» Work to do
Below are some records. Pull every line that contains the word "Conf".

» Stored rows
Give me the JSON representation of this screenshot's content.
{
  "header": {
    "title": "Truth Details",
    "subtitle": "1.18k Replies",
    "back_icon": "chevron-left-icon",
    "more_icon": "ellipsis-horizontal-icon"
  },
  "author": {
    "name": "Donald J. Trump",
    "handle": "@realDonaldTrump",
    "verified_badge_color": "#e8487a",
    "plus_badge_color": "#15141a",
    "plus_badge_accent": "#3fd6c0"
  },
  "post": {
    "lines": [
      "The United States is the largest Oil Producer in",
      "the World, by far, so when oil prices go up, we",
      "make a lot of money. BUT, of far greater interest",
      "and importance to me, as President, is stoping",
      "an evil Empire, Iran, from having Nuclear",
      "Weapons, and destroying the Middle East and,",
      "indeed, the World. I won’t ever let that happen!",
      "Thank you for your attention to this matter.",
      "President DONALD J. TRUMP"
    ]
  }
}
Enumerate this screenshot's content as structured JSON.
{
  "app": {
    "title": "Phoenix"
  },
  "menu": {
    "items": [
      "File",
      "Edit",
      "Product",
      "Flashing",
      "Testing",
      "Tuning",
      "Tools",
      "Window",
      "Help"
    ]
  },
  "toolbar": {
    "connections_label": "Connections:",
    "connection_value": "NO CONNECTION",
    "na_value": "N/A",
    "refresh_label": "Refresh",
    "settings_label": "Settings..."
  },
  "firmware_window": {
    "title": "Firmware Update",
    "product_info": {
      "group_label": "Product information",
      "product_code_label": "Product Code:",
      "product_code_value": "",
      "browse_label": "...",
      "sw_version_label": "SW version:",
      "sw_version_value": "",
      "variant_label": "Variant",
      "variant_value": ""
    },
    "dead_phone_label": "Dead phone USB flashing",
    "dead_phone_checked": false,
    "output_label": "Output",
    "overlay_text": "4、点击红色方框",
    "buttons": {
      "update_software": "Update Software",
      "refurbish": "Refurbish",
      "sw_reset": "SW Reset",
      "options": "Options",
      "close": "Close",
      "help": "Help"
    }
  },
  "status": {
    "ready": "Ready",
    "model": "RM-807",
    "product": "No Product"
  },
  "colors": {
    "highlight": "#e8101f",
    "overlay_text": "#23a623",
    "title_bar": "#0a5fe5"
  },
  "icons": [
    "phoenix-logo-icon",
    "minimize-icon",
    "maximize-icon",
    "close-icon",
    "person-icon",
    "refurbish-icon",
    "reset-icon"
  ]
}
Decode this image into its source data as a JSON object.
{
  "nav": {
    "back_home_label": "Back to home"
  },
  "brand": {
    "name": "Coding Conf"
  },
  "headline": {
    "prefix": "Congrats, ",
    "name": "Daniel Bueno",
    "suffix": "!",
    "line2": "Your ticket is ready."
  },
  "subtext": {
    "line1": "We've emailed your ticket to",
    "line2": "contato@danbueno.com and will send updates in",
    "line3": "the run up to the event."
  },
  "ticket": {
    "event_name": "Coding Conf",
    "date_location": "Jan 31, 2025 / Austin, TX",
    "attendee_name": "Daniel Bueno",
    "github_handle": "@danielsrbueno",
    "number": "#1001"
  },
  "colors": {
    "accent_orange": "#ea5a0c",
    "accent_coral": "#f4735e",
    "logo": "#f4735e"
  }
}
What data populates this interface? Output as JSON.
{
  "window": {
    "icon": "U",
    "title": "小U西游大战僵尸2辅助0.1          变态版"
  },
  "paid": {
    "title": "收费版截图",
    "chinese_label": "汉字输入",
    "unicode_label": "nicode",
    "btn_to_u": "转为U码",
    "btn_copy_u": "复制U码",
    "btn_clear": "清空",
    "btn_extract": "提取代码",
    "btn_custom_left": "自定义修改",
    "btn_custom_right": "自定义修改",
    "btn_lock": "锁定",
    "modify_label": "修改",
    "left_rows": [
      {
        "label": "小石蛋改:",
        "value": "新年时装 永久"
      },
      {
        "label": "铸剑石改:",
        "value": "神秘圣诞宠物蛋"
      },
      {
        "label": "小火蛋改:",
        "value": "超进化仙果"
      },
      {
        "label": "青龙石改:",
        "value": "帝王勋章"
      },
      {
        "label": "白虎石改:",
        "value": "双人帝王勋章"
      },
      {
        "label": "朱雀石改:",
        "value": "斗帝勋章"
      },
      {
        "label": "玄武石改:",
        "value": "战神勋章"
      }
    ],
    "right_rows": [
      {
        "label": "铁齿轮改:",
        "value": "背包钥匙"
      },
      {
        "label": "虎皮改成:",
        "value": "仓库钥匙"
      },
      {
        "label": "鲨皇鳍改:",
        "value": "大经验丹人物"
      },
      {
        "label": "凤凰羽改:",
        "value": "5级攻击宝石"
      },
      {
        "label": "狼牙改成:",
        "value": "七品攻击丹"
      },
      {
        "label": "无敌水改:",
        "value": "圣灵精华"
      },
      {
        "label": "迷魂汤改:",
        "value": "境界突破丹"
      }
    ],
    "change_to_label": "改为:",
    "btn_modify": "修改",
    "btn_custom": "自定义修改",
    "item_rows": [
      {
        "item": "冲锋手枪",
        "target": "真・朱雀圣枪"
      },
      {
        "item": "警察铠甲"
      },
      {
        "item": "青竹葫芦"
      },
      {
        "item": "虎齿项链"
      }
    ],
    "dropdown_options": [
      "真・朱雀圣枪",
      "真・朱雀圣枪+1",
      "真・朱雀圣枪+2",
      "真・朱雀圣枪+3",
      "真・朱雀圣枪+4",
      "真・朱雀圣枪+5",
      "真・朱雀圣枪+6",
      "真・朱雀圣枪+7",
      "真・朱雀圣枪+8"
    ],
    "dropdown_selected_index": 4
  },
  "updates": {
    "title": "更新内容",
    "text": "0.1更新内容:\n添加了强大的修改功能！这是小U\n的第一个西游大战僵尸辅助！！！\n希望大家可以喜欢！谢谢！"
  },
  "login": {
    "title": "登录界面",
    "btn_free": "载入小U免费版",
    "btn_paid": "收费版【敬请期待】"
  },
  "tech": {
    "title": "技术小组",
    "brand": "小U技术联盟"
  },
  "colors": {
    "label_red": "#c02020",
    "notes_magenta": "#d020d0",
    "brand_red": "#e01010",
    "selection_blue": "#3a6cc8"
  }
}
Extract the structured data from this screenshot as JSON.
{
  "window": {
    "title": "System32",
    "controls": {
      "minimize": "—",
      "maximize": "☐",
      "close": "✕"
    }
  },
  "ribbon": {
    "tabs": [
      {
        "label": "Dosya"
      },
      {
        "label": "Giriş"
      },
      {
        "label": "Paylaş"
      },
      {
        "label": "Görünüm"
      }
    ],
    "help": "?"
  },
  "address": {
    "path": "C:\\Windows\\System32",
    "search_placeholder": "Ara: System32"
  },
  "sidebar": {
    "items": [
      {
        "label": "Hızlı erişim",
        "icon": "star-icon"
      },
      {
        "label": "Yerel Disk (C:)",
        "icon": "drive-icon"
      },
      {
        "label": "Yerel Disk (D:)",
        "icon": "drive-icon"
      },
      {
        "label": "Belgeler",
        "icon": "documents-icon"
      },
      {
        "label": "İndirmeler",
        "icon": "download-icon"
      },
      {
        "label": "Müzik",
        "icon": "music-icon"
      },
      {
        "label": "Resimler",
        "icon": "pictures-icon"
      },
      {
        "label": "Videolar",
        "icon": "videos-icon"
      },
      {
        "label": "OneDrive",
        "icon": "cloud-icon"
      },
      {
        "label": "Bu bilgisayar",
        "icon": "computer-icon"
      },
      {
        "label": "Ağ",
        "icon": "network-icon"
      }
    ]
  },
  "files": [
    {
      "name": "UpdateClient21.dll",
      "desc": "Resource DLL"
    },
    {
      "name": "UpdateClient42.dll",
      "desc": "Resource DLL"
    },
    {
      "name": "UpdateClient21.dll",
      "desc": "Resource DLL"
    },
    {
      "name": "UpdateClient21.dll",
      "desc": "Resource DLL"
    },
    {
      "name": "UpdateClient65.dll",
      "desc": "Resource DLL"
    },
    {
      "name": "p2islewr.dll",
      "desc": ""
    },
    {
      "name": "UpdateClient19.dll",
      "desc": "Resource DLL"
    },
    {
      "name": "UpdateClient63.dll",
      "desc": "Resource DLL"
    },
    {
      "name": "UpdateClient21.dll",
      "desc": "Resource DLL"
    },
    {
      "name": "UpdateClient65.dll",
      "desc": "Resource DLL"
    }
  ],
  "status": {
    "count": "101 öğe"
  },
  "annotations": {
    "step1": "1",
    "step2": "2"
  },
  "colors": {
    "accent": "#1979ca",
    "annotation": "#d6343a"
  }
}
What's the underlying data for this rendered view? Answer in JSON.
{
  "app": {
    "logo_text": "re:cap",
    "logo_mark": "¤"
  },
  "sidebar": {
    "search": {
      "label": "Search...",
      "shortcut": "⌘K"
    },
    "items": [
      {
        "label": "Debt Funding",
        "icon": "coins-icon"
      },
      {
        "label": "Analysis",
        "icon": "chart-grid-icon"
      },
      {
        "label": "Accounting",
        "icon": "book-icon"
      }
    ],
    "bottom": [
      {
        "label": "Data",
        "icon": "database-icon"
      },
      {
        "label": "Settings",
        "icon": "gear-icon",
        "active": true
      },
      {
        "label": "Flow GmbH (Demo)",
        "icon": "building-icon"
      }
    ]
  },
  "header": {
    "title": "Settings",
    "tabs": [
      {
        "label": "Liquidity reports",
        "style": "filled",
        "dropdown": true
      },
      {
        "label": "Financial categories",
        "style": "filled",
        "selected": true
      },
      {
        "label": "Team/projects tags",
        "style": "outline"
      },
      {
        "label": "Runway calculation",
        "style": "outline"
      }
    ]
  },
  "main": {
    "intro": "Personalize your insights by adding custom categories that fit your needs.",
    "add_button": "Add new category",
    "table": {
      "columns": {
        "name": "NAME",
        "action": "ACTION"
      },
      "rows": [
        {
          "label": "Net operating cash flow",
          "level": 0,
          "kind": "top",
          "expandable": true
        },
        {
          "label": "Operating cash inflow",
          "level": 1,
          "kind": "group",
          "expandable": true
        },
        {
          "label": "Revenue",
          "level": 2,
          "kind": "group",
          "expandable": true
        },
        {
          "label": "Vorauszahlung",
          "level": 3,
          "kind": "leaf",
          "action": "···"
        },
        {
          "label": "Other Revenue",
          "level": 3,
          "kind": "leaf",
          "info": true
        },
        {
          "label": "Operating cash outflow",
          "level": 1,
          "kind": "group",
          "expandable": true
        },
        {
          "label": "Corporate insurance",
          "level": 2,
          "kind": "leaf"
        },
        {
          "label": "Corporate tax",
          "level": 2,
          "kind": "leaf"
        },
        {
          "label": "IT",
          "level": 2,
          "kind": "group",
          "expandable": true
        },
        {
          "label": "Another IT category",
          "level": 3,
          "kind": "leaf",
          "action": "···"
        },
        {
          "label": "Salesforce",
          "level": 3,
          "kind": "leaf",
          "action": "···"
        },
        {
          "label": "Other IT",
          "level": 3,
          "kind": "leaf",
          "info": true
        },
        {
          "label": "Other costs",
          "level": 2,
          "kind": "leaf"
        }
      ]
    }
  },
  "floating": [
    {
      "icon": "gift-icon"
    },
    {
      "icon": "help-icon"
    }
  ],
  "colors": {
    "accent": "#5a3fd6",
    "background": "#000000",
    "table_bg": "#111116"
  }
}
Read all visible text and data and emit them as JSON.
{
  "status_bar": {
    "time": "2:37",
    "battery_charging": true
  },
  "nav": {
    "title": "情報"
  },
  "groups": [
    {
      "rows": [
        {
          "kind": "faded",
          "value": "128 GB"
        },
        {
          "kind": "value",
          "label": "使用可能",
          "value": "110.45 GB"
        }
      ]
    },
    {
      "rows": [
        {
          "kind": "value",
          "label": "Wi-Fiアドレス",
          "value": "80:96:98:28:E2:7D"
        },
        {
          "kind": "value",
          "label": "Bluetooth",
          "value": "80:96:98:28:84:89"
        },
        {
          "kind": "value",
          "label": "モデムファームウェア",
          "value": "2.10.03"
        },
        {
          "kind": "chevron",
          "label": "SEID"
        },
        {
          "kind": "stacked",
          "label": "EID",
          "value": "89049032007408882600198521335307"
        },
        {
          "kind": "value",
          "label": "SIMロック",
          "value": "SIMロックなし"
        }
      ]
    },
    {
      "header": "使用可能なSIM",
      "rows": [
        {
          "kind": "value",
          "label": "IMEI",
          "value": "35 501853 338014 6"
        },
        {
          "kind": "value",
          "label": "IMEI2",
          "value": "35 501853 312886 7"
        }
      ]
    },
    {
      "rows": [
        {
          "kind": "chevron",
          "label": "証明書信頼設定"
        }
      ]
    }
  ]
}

» Solution below
    "name": "Coding Conf"
    "event_name": "Coding Conf",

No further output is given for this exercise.